(Dataset items)
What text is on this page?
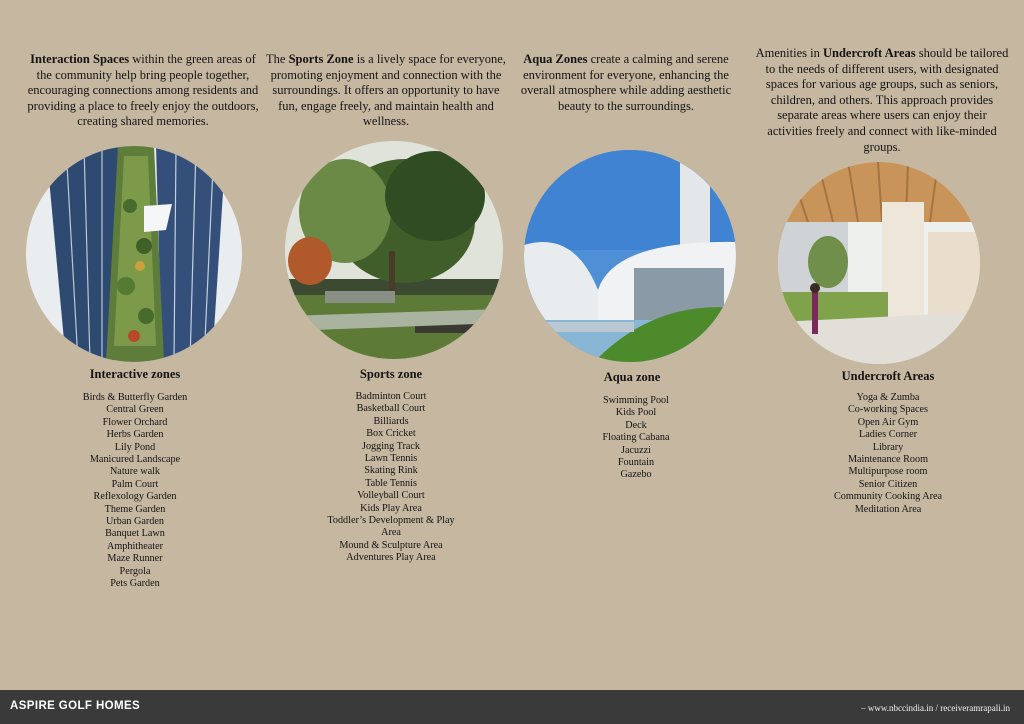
Interaction Spaces within the green areas of the community help bring people together, encouraging connections among residents and providing a place to freely enjoy the outdoors, creating shared memories.
Interactive zones
Birds & Butterfly Garden
Central Green
Flower Orchard
Herbs Garden
Lily Pond
Manicured Landscape
Nature walk
Palm Court
Reflexology Garden
Theme Garden
Urban Garden
Banquet Lawn
Amphitheater
Maze Runner
Pergola
Pets Garden
The Sports Zone is a lively space for everyone, promoting enjoyment and connection with the surroundings. It offers an opportunity to have fun, engage freely, and maintain health and wellness.
Sports zone
Badminton Court
Basketball Court
Billiards
Box Cricket
Jogging Track
Lawn Tennis
Skating Rink
Table Tennis
Volleyball Court
Kids Play Area
Toddler’s Development & Play
Area
Mound & Sculpture Area
Adventures Play Area
Aqua Zones create a calming and serene environment for everyone, enhancing the overall atmosphere while adding aesthetic beauty to the surroundings.
Aqua zone
Swimming Pool
Kids Pool
Deck
Floating Cabana
Jacuzzi
Fountain
Gazebo
Amenities in Undercroft Areas should be tailored to the needs of different users, with designated spaces for various age groups, such as seniors, children, and others. This approach provides separate areas where users can enjoy their activities freely and connect with like-minded groups.
Undercroft Areas
Yoga & Zumba
Co-working Spaces
Open Air Gym
Ladies Corner
Library
Maintenance Room
Multipurpose room
Senior Citizen
Community Cooking Area
Meditation Area
ASPIRE GOLF HOMES	– www.nbccindia.in / receiveramrapali.in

_Task details_.
Which lines hold the word "surroundings"? Show each one.

_Exercise answer_.
The Sports Zone is a lively space for everyone, promoting enjoyment and connection with the surroundings. It offers an opportunity to have fun, engage freely, and maintain health and wellness.
Aqua Zones create a calming and serene environment for everyone, enhancing the overall atmosphere while adding aesthetic beauty to the surroundings.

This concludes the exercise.